→ To be done
In the listing below, locate the lines bearing the word "järjestyksessä". Copy every one of them.

-.-.-

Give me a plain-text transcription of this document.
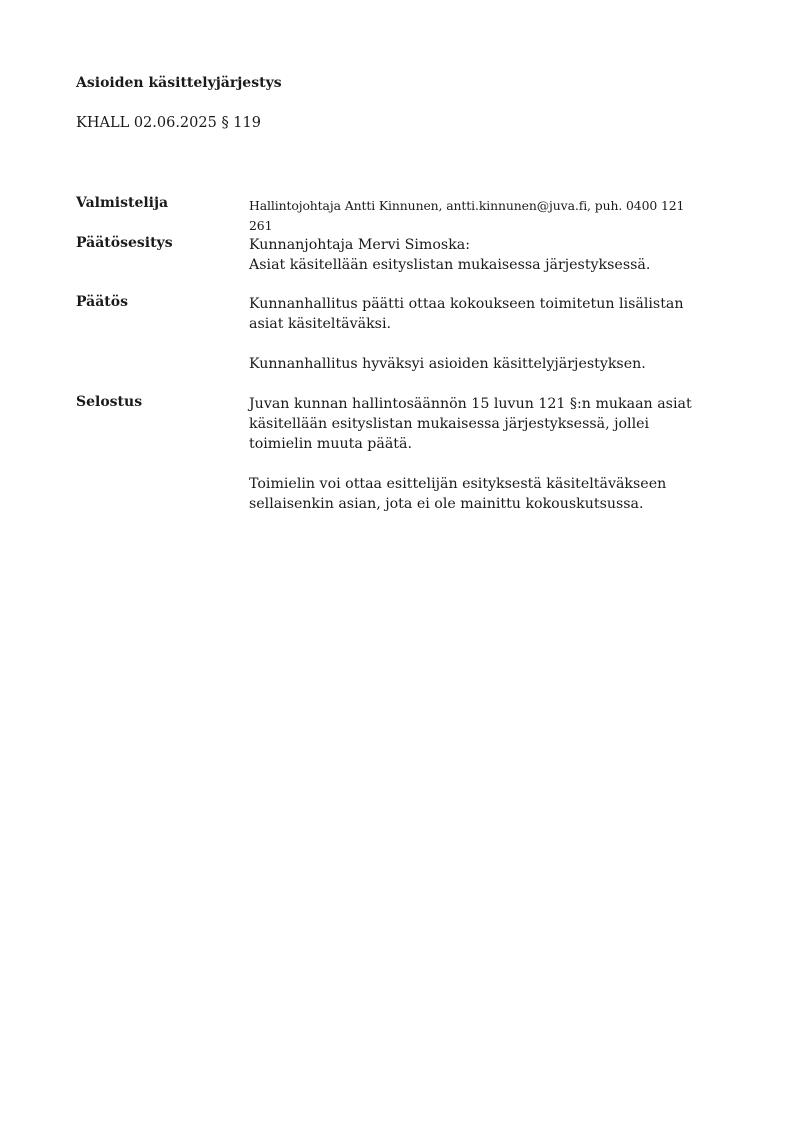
Asioiden käsittelyjärjestys
KHALL 02.06.2025 § 119
Valmistelija	Hallintojohtaja Antti Kinnunen, antti.kinnunen@juva.fi, puh. 0400 121 261

Päätösesitys	Kunnanjohtaja Mervi Simoska:
Asiat käsitellään esityslistan mukaisessa järjestyksessä.

Päätös	Kunnanhallitus päätti ottaa kokoukseen toimitetun lisälistan asiat käsiteltäväksi.

Kunnanhallitus hyväksyi asioiden käsittelyjärjestyksen.

Selostus	Juvan kunnan hallintosäännön 15 luvun 121 §:n mukaan asiat käsitellään esityslistan mukaisessa järjestyksessä, jollei toimielin muuta päätä.

Toimielin voi ottaa esittelijän esityksestä käsiteltäväkseen sellaisenkin asian, jota ei ole mainittu kokouskutsussa.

-.-.-

→ Answer
Asiat käsitellään esityslistan mukaisessa järjestyksessä.
Selostus	Juvan kunnan hallintosäännön 15 luvun 121 §:n mukaan asiat käsitellään esityslistan mukaisessa järjestyksessä, jollei toimielin muuta päätä.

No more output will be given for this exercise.